PROBLEM. Make an exact copy of the entries, and keep any pictures out of it.

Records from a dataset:
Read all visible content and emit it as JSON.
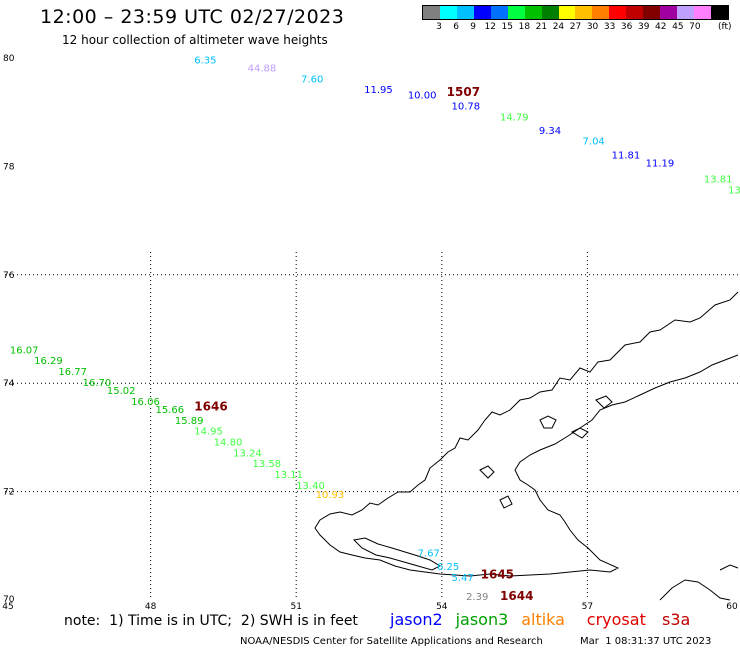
{
  "header": {
    "title": "12:00 – 23:59 UTC 02/27/2023",
    "subtitle": "12 hour collection of altimeter wave heights"
  },
  "legend": {
    "unit": "(ft)",
    "colors": [
      "#808080",
      "#00ffff",
      "#00c0ff",
      "#0000ff",
      "#0070ff",
      "#00ff40",
      "#00c000",
      "#008000",
      "#ffff00",
      "#ffc000",
      "#ff8000",
      "#ff0000",
      "#c00000",
      "#800000",
      "#a000a0",
      "#c0a0ff",
      "#ff80ff",
      "#000000"
    ],
    "labels": [
      "3",
      "6",
      "9",
      "12",
      "15",
      "18",
      "21",
      "24",
      "27",
      "30",
      "33",
      "36",
      "39",
      "42",
      "45",
      "70"
    ]
  },
  "axes": {
    "lon_ticks": [
      "45",
      "48",
      "51",
      "54",
      "57",
      "60"
    ],
    "lat_ticks": [
      "80",
      "78",
      "76",
      "74",
      "72",
      "70"
    ]
  },
  "pass_labels": [
    {
      "text": "1507",
      "lon": 54.1,
      "lat": 79.3,
      "color": "#800000"
    },
    {
      "text": "1646",
      "lon": 48.9,
      "lat": 73.5,
      "color": "#800000"
    },
    {
      "text": "1645",
      "lon": 54.8,
      "lat": 70.4,
      "color": "#800000"
    },
    {
      "text": "1644",
      "lon": 55.2,
      "lat": 70.0,
      "color": "#800000"
    }
  ],
  "wave_heights": [
    {
      "text": "6.35",
      "lon": 48.9,
      "lat": 79.9,
      "color": "#00c0ff"
    },
    {
      "text": "44.88",
      "lon": 50.0,
      "lat": 79.75,
      "color": "#c0a0ff"
    },
    {
      "text": "7.60",
      "lon": 51.1,
      "lat": 79.55,
      "color": "#00c0ff"
    },
    {
      "text": "11.95",
      "lon": 52.4,
      "lat": 79.35,
      "color": "#0000ff"
    },
    {
      "text": "10.00",
      "lon": 53.3,
      "lat": 79.25,
      "color": "#0000ff"
    },
    {
      "text": "10.78",
      "lon": 54.2,
      "lat": 79.05,
      "color": "#0000ff"
    },
    {
      "text": "14.79",
      "lon": 55.2,
      "lat": 78.85,
      "color": "#40ff40"
    },
    {
      "text": "9.34",
      "lon": 56.0,
      "lat": 78.6,
      "color": "#0000ff"
    },
    {
      "text": "7.04",
      "lon": 56.9,
      "lat": 78.4,
      "color": "#00c0ff"
    },
    {
      "text": "11.81",
      "lon": 57.5,
      "lat": 78.15,
      "color": "#0000ff"
    },
    {
      "text": "11.19",
      "lon": 58.2,
      "lat": 78.0,
      "color": "#0000ff"
    },
    {
      "text": "13.81",
      "lon": 59.4,
      "lat": 77.7,
      "color": "#40ff40"
    },
    {
      "text": "13",
      "lon": 59.9,
      "lat": 77.5,
      "color": "#40ff40"
    },
    {
      "text": "16.07",
      "lon": 45.1,
      "lat": 74.55,
      "color": "#00c000"
    },
    {
      "text": "16.29",
      "lon": 45.6,
      "lat": 74.35,
      "color": "#00c000"
    },
    {
      "text": "16.77",
      "lon": 46.1,
      "lat": 74.15,
      "color": "#00c000"
    },
    {
      "text": "16.70",
      "lon": 46.6,
      "lat": 73.95,
      "color": "#00c000"
    },
    {
      "text": "15.02",
      "lon": 47.1,
      "lat": 73.8,
      "color": "#00c000"
    },
    {
      "text": "16.06",
      "lon": 47.6,
      "lat": 73.6,
      "color": "#00c000"
    },
    {
      "text": "15.66",
      "lon": 48.1,
      "lat": 73.45,
      "color": "#00c000"
    },
    {
      "text": "15.89",
      "lon": 48.5,
      "lat": 73.25,
      "color": "#00c000"
    },
    {
      "text": "14.95",
      "lon": 48.9,
      "lat": 73.05,
      "color": "#40ff40"
    },
    {
      "text": "14.80",
      "lon": 49.3,
      "lat": 72.85,
      "color": "#40ff40"
    },
    {
      "text": "13.24",
      "lon": 49.7,
      "lat": 72.65,
      "color": "#40ff40"
    },
    {
      "text": "13.58",
      "lon": 50.1,
      "lat": 72.45,
      "color": "#40ff40"
    },
    {
      "text": "13.11",
      "lon": 50.55,
      "lat": 72.25,
      "color": "#40ff40"
    },
    {
      "text": "13.40",
      "lon": 51.0,
      "lat": 72.05,
      "color": "#40ff40"
    },
    {
      "text": "10.93",
      "lon": 51.4,
      "lat": 71.88,
      "color": "#ffc000"
    },
    {
      "text": "7.67",
      "lon": 53.5,
      "lat": 70.8,
      "color": "#00c0ff"
    },
    {
      "text": "6.25",
      "lon": 53.9,
      "lat": 70.55,
      "color": "#00c0ff"
    },
    {
      "text": "5.47",
      "lon": 54.2,
      "lat": 70.35,
      "color": "#00c0ff"
    },
    {
      "text": "2.39",
      "lon": 54.5,
      "lat": 70.0,
      "color": "#808080"
    }
  ],
  "footer": {
    "note": "note:  1) Time is in UTC;  2) SWH is in feet",
    "satellites": [
      {
        "name": "jason2",
        "color": "#0000ff"
      },
      {
        "name": "jason3",
        "color": "#00a000"
      },
      {
        "name": "altika",
        "color": "#ff8000"
      },
      {
        "name": "cryosat",
        "color": "#e00000"
      },
      {
        "name": "s3a",
        "color": "#c00000"
      }
    ],
    "credit": "NOAA/NESDIS Center for Satellite Applications and Research",
    "timestamp": "Mar  1 08:31:37 UTC 2023"
  }
}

RESPONSE FOR THIS EXERCISE.
Read all visible content and emit it as JSON.
{
  "header": {
    "title": "12:00 – 23:59 UTC 02/27/2023",
    "subtitle": "12 hour collection of altimeter wave heights"
  },
  "legend": {
    "unit": "(ft)",
    "colors": [
      "#808080",
      "#00ffff",
      "#00c0ff",
      "#0000ff",
      "#0070ff",
      "#00ff40",
      "#00c000",
      "#008000",
      "#ffff00",
      "#ffc000",
      "#ff8000",
      "#ff0000",
      "#c00000",
      "#800000",
      "#a000a0",
      "#c0a0ff",
      "#ff80ff",
      "#000000"
    ],
    "labels": [
      "3",
      "6",
      "9",
      "12",
      "15",
      "18",
      "21",
      "24",
      "27",
      "30",
      "33",
      "36",
      "39",
      "42",
      "45",
      "70"
    ]
  },
  "axes": {
    "lon_ticks": [
      "45",
      "48",
      "51",
      "54",
      "57",
      "60"
    ],
    "lat_ticks": [
      "80",
      "78",
      "76",
      "74",
      "72",
      "70"
    ]
  },
  "pass_labels": [
    {
      "text": "1507",
      "lon": 54.1,
      "lat": 79.3,
      "color": "#800000"
    },
    {
      "text": "1646",
      "lon": 48.9,
      "lat": 73.5,
      "color": "#800000"
    },
    {
      "text": "1645",
      "lon": 54.8,
      "lat": 70.4,
      "color": "#800000"
    },
    {
      "text": "1644",
      "lon": 55.2,
      "lat": 70.0,
      "color": "#800000"
    }
  ],
  "wave_heights": [
    {
      "text": "6.35",
      "lon": 48.9,
      "lat": 79.9,
      "color": "#00c0ff"
    },
    {
      "text": "44.88",
      "lon": 50.0,
      "lat": 79.75,
      "color": "#c0a0ff"
    },
    {
      "text": "7.60",
      "lon": 51.1,
      "lat": 79.55,
      "color": "#00c0ff"
    },
    {
      "text": "11.95",
      "lon": 52.4,
      "lat": 79.35,
      "color": "#0000ff"
    },
    {
      "text": "10.00",
      "lon": 53.3,
      "lat": 79.25,
      "color": "#0000ff"
    },
    {
      "text": "10.78",
      "lon": 54.2,
      "lat": 79.05,
      "color": "#0000ff"
    },
    {
      "text": "14.79",
      "lon": 55.2,
      "lat": 78.85,
      "color": "#40ff40"
    },
    {
      "text": "9.34",
      "lon": 56.0,
      "lat": 78.6,
      "color": "#0000ff"
    },
    {
      "text": "7.04",
      "lon": 56.9,
      "lat": 78.4,
      "color": "#00c0ff"
    },
    {
      "text": "11.81",
      "lon": 57.5,
      "lat": 78.15,
      "color": "#0000ff"
    },
    {
      "text": "11.19",
      "lon": 58.2,
      "lat": 78.0,
      "color": "#0000ff"
    },
    {
      "text": "13.81",
      "lon": 59.4,
      "lat": 77.7,
      "color": "#40ff40"
    },
    {
      "text": "13",
      "lon": 59.9,
      "lat": 77.5,
      "color": "#40ff40"
    },
    {
      "text": "16.07",
      "lon": 45.1,
      "lat": 74.55,
      "color": "#00c000"
    },
    {
      "text": "16.29",
      "lon": 45.6,
      "lat": 74.35,
      "color": "#00c000"
    },
    {
      "text": "16.77",
      "lon": 46.1,
      "lat": 74.15,
      "color": "#00c000"
    },
    {
      "text": "16.70",
      "lon": 46.6,
      "lat": 73.95,
      "color": "#00c000"
    },
    {
      "text": "15.02",
      "lon": 47.1,
      "lat": 73.8,
      "color": "#00c000"
    },
    {
      "text": "16.06",
      "lon": 47.6,
      "lat": 73.6,
      "color": "#00c000"
    },
    {
      "text": "15.66",
      "lon": 48.1,
      "lat": 73.45,
      "color": "#00c000"
    },
    {
      "text": "15.89",
      "lon": 48.5,
      "lat": 73.25,
      "color": "#00c000"
    },
    {
      "text": "14.95",
      "lon": 48.9,
      "lat": 73.05,
      "color": "#40ff40"
    },
    {
      "text": "14.80",
      "lon": 49.3,
      "lat": 72.85,
      "color": "#40ff40"
    },
    {
      "text": "13.24",
      "lon": 49.7,
      "lat": 72.65,
      "color": "#40ff40"
    },
    {
      "text": "13.58",
      "lon": 50.1,
      "lat": 72.45,
      "color": "#40ff40"
    },
    {
      "text": "13.11",
      "lon": 50.55,
      "lat": 72.25,
      "color": "#40ff40"
    },
    {
      "text": "13.40",
      "lon": 51.0,
      "lat": 72.05,
      "color": "#40ff40"
    },
    {
      "text": "10.93",
      "lon": 51.4,
      "lat": 71.88,
      "color": "#ffc000"
    },
    {
      "text": "7.67",
      "lon": 53.5,
      "lat": 70.8,
      "color": "#00c0ff"
    },
    {
      "text": "6.25",
      "lon": 53.9,
      "lat": 70.55,
      "color": "#00c0ff"
    },
    {
      "text": "5.47",
      "lon": 54.2,
      "lat": 70.35,
      "color": "#00c0ff"
    },
    {
      "text": "2.39",
      "lon": 54.5,
      "lat": 70.0,
      "color": "#808080"
    }
  ],
  "footer": {
    "note": "note:  1) Time is in UTC;  2) SWH is in feet",
    "satellites": [
      {
        "name": "jason2",
        "color": "#0000ff"
      },
      {
        "name": "jason3",
        "color": "#00a000"
      },
      {
        "name": "altika",
        "color": "#ff8000"
      },
      {
        "name": "cryosat",
        "color": "#e00000"
      },
      {
        "name": "s3a",
        "color": "#c00000"
      }
    ],
    "credit": "NOAA/NESDIS Center for Satellite Applications and Research",
    "timestamp": "Mar  1 08:31:37 UTC 2023"
  }
}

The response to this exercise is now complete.